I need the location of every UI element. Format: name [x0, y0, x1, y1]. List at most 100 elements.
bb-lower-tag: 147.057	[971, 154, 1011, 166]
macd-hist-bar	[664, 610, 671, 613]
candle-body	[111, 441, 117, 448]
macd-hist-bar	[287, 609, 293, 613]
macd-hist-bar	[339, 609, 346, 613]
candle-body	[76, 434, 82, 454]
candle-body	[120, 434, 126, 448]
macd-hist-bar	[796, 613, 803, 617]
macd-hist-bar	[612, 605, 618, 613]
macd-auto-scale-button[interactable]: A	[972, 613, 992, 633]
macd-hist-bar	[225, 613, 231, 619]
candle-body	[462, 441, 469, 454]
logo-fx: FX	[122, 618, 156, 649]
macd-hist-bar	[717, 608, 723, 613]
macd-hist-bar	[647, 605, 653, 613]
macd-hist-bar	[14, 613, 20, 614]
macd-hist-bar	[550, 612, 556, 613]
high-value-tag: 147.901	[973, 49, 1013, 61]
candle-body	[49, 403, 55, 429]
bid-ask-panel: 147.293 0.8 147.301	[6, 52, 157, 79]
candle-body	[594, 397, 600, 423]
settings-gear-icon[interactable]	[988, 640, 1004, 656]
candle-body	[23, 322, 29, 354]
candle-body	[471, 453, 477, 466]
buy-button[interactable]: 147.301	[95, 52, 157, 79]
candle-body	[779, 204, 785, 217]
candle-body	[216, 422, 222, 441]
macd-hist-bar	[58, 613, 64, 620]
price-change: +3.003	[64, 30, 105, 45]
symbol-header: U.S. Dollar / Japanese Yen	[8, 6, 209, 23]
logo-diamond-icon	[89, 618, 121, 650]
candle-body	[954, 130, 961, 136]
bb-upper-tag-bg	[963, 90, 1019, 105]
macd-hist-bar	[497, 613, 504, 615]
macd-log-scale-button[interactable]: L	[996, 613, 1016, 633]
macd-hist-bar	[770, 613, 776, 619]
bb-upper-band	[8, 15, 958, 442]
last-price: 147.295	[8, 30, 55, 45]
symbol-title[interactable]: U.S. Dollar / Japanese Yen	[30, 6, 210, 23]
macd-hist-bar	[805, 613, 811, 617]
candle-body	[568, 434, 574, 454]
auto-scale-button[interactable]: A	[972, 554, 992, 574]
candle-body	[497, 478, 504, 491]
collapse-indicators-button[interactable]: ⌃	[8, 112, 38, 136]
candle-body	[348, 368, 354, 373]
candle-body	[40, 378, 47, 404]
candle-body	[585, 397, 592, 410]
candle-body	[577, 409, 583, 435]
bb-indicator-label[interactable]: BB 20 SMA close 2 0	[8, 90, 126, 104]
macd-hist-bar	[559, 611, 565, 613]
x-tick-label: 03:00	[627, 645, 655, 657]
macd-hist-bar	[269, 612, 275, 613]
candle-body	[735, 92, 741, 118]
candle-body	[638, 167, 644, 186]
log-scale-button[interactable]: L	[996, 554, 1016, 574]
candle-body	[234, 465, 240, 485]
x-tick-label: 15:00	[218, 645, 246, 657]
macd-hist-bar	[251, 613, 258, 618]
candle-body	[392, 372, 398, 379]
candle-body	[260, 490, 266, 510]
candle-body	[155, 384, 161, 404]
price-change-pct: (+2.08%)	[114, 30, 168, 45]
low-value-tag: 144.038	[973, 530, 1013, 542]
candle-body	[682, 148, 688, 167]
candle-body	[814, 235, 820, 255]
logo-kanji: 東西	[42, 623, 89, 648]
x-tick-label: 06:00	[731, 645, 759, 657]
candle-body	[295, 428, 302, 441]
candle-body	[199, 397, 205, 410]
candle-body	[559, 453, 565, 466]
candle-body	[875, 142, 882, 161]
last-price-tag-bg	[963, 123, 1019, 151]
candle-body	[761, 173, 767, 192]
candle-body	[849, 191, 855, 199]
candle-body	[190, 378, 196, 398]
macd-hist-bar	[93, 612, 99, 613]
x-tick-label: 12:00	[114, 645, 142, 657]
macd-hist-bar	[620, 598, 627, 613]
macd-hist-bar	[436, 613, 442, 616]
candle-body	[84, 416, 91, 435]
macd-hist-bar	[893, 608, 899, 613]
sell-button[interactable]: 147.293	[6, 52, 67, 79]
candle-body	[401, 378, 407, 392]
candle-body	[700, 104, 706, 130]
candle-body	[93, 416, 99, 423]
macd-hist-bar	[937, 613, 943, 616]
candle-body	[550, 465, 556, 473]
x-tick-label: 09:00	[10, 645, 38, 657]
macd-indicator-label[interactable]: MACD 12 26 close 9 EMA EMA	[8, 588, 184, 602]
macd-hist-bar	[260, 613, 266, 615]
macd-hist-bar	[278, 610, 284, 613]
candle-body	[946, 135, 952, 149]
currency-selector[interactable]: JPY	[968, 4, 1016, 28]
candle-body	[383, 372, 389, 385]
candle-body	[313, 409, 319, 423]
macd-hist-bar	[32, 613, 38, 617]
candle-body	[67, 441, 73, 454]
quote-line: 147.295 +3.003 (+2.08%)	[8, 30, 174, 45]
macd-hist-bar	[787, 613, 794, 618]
····················
■ Given problem ■
Show each line in the items above that contains the word "close", copied in full.

■ Solution to the problem ■
bb-indicator-label[interactable]: BB 20 SMA close 2 0	[8, 90, 126, 104]
macd-indicator-label[interactable]: MACD 12 26 close 9 EMA EMA	[8, 588, 184, 602]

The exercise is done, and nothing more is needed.